Extract all records. Keep each one exact.
[START]
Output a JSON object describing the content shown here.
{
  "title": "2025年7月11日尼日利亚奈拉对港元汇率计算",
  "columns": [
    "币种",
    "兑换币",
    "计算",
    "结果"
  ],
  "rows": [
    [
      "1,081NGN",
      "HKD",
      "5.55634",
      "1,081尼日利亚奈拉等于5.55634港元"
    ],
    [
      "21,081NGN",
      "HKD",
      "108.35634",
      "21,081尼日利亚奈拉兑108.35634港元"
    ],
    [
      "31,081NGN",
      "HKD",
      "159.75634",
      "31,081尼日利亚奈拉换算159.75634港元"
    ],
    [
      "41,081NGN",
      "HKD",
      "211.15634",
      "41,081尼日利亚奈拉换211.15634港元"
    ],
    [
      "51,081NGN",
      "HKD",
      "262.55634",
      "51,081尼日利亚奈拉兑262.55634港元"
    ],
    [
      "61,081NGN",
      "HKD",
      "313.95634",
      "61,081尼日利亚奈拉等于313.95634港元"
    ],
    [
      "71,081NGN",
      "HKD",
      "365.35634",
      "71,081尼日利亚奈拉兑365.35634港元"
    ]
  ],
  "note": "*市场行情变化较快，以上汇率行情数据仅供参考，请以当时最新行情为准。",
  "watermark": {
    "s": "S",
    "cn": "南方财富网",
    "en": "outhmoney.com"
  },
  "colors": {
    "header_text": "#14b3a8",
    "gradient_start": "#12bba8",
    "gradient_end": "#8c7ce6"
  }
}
[END]
*The result*.
Output a JSON object describing the content shown here.
{
  "title": "2025年7月11日尼日利亚奈拉对港元汇率计算",
  "columns": [
    "币种",
    "兑换币",
    "计算",
    "结果"
  ],
  "rows": [
    [
      "1,081NGN",
      "HKD",
      "5.55634",
      "1,081尼日利亚奈拉等于5.55634港元"
    ],
    [
      "21,081NGN",
      "HKD",
      "108.35634",
      "21,081尼日利亚奈拉兑108.35634港元"
    ],
    [
      "31,081NGN",
      "HKD",
      "159.75634",
      "31,081尼日利亚奈拉换算159.75634港元"
    ],
    [
      "41,081NGN",
      "HKD",
      "211.15634",
      "41,081尼日利亚奈拉换211.15634港元"
    ],
    [
      "51,081NGN",
      "HKD",
      "262.55634",
      "51,081尼日利亚奈拉兑262.55634港元"
    ],
    [
      "61,081NGN",
      "HKD",
      "313.95634",
      "61,081尼日利亚奈拉等于313.95634港元"
    ],
    [
      "71,081NGN",
      "HKD",
      "365.35634",
      "71,081尼日利亚奈拉兑365.35634港元"
    ]
  ],
  "note": "*市场行情变化较快，以上汇率行情数据仅供参考，请以当时最新行情为准。",
  "watermark": {
    "s": "S",
    "cn": "南方财富网",
    "en": "outhmoney.com"
  },
  "colors": {
    "header_text": "#14b3a8",
    "gradient_start": "#12bba8",
    "gradient_end": "#8c7ce6"
  }
}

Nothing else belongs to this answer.